Task brief
Each line below must be set down exactly; omit any image you find.

Data records
┄┄┄┄┄┄
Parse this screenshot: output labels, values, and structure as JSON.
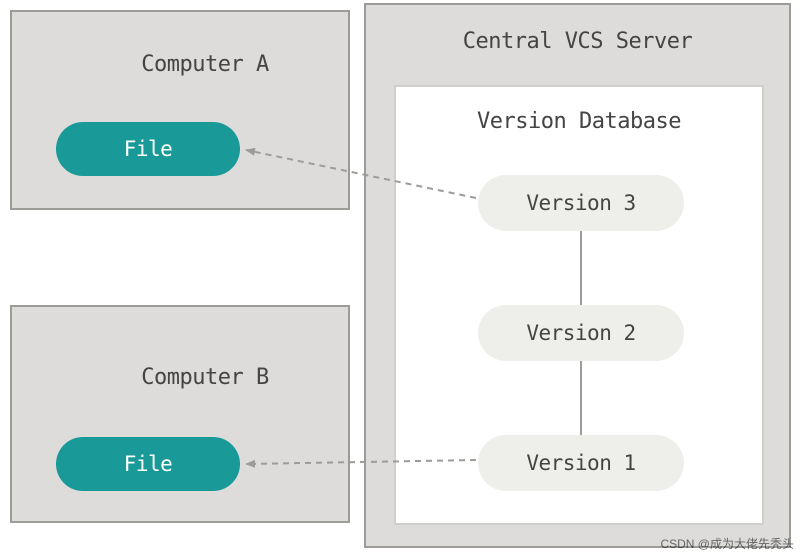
{
  "computer_a": {
    "title": "Computer A",
    "file_label": "File"
  },
  "computer_b": {
    "title": "Computer B",
    "file_label": "File"
  },
  "server": {
    "title": "Central VCS Server",
    "db": {
      "title": "Version Database",
      "versions": {
        "v3": "Version 3",
        "v2": "Version 2",
        "v1": "Version 1"
      }
    }
  },
  "colors": {
    "panel_bg": "#dddcdb",
    "panel_border": "#9c9b98",
    "file_pill": "#1a9999",
    "version_pill": "#eeeeea",
    "db_border": "#cfcfcc"
  },
  "watermark": "CSDN @成为大佬先秃头"
}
┄┄┄┄┄┄
Problem solution
Parse this screenshot: output labels, values, and structure as JSON.
{
  "computer_a": {
    "title": "Computer A",
    "file_label": "File"
  },
  "computer_b": {
    "title": "Computer B",
    "file_label": "File"
  },
  "server": {
    "title": "Central VCS Server",
    "db": {
      "title": "Version Database",
      "versions": {
        "v3": "Version 3",
        "v2": "Version 2",
        "v1": "Version 1"
      }
    }
  },
  "colors": {
    "panel_bg": "#dddcdb",
    "panel_border": "#9c9b98",
    "file_pill": "#1a9999",
    "version_pill": "#eeeeea",
    "db_border": "#cfcfcc"
  },
  "watermark": "CSDN @成为大佬先秃头"
}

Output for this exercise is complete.